§ SHORT PROBLEM
Without further comment, state how many lines in the listing below contain the word "Leads".

**** DATA ****

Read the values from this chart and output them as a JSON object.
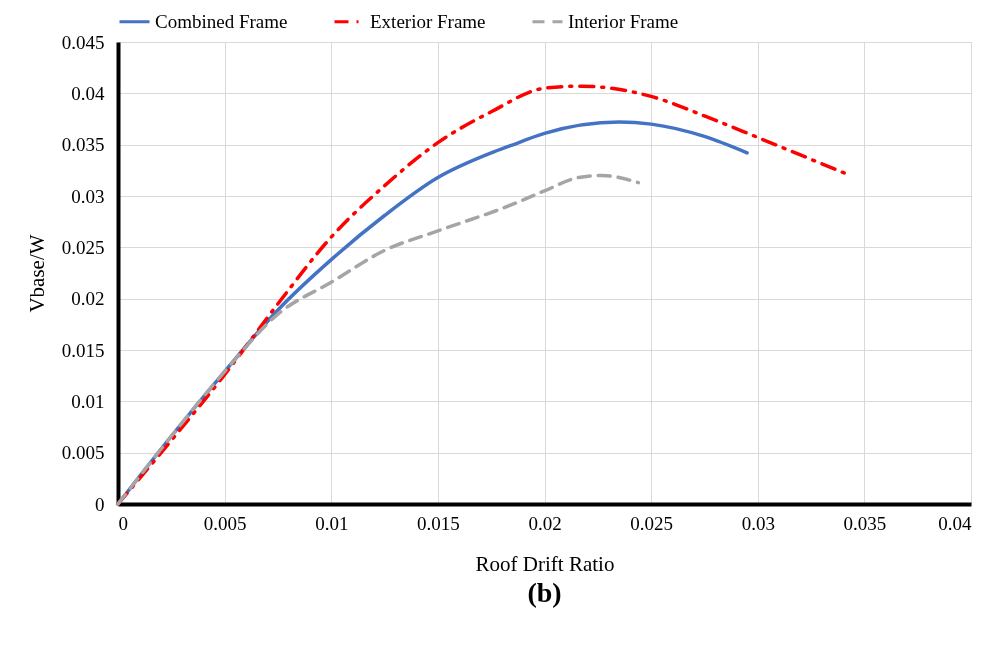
{
  "chart_data": {
    "type": "line",
    "title": "(b)",
    "xlabel": "Roof Drift Ratio",
    "ylabel": "Vbase/W",
    "series": [
      {
        "name": "Combined Frame",
        "color": "#4472c4",
        "line_style": "solid",
        "x": [
          0,
          0.0025,
          0.005,
          0.0075,
          0.01,
          0.0125,
          0.015,
          0.0175,
          0.0184,
          0.02,
          0.0235,
          0.025,
          0.0275,
          0.0295
        ],
        "values": [
          0,
          0.0066,
          0.0129,
          0.0189,
          0.0238,
          0.0281,
          0.0318,
          0.0342,
          0.0349,
          0.0361,
          0.0372,
          0.037,
          0.0358,
          0.0342
        ]
      },
      {
        "name": "Exterior Frame",
        "color": "#ff0000",
        "line_style": "dashdot",
        "x": [
          0,
          0.0025,
          0.005,
          0.0075,
          0.01,
          0.0125,
          0.015,
          0.0175,
          0.02,
          0.0217,
          0.025,
          0.0275,
          0.03,
          0.0341
        ],
        "values": [
          0,
          0.0062,
          0.0126,
          0.0195,
          0.026,
          0.031,
          0.0352,
          0.0382,
          0.0405,
          0.0407,
          0.0397,
          0.0378,
          0.0357,
          0.0322
        ]
      },
      {
        "name": "Interior Frame",
        "color": "#a5a5a5",
        "line_style": "dashed",
        "x": [
          0,
          0.0025,
          0.005,
          0.0075,
          0.01,
          0.0125,
          0.015,
          0.0184,
          0.02,
          0.0216,
          0.0227,
          0.0244
        ],
        "values": [
          0,
          0.0066,
          0.0129,
          0.0185,
          0.0216,
          0.0247,
          0.0266,
          0.0291,
          0.0305,
          0.0318,
          0.032,
          0.0313
        ]
      }
    ],
    "xlim": [
      0,
      0.04
    ],
    "xticks": [
      0,
      0.005,
      0.01,
      0.015,
      0.02,
      0.025,
      0.03,
      0.035,
      0.04
    ],
    "ylim": [
      0,
      0.045
    ],
    "yticks": [
      0,
      0.005,
      0.01,
      0.015,
      0.02,
      0.025,
      0.03,
      0.035,
      0.04,
      0.045
    ],
    "grid": true,
    "legend": "top"
  }
}
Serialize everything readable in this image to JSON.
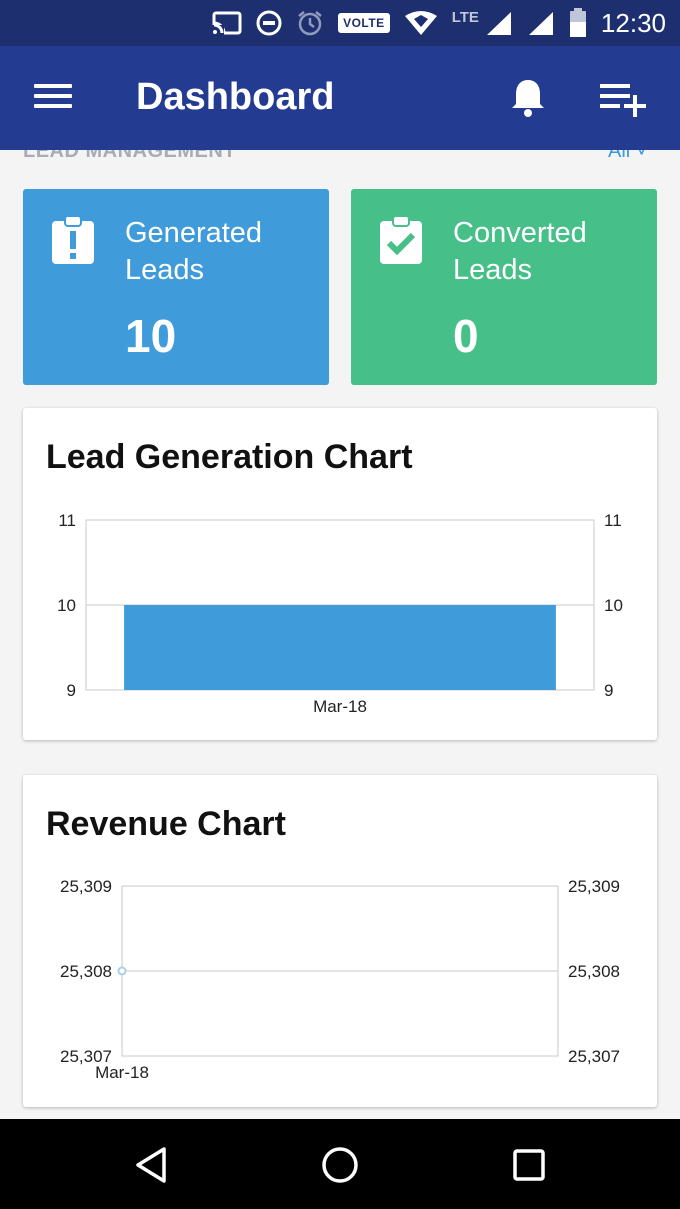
{
  "status_bar": {
    "time": "12:30",
    "volte": "VOLTE",
    "network": "LTE",
    "icons": [
      "cast-icon",
      "do-not-disturb-icon",
      "alarm-icon",
      "volte-icon",
      "data-icon",
      "signal-icon",
      "signal-icon",
      "battery-icon"
    ]
  },
  "app_bar": {
    "title": "Dashboard",
    "icons": [
      "menu-icon",
      "bell-icon",
      "playlist-add-icon"
    ]
  },
  "section": {
    "label": "LEAD MANAGEMENT",
    "filter_value": "All"
  },
  "cards": {
    "generated": {
      "label": "Generated Leads",
      "value": "10",
      "color": "#3f9bd9",
      "icon": "clipboard-alert-icon"
    },
    "converted": {
      "label": "Converted Leads",
      "value": "0",
      "color": "#47bf89",
      "icon": "clipboard-check-icon"
    }
  },
  "chart_data": [
    {
      "type": "bar",
      "title": "Lead Generation Chart",
      "categories": [
        "Mar-18"
      ],
      "values": [
        10
      ],
      "ylim": [
        9,
        11
      ],
      "yticks": [
        "11",
        "10",
        "9"
      ],
      "color": "#3f9bd9",
      "grid": true
    },
    {
      "type": "line",
      "title": "Revenue Chart",
      "categories": [
        "Mar-18"
      ],
      "values": [
        25308
      ],
      "ylim": [
        25307,
        25309
      ],
      "yticks": [
        "25,309",
        "25,308",
        "25,307"
      ],
      "color": "#a9cfe8",
      "grid": true
    }
  ],
  "nav_bar": {
    "icons": [
      "back-icon",
      "home-icon",
      "recents-icon"
    ]
  }
}
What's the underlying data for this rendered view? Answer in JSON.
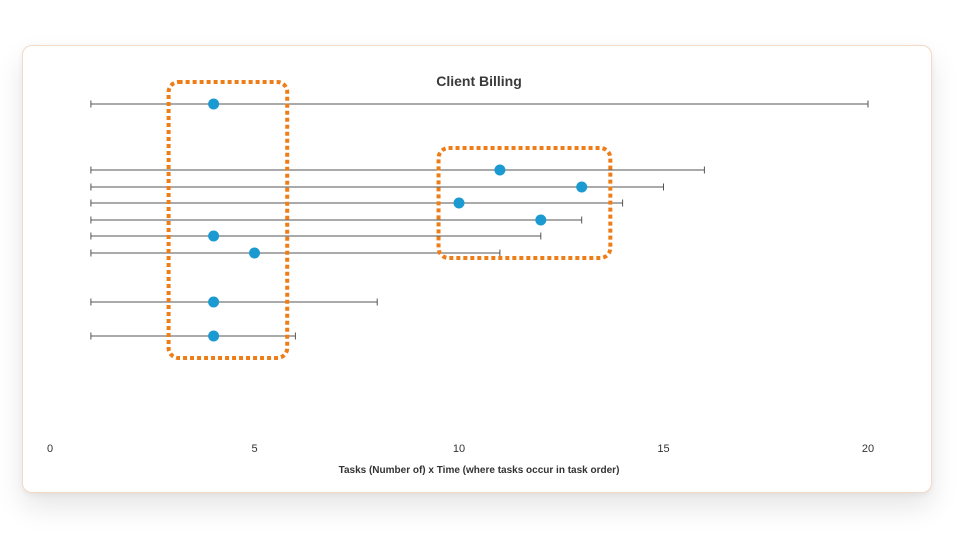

****

§ RESPONSE BELOW
2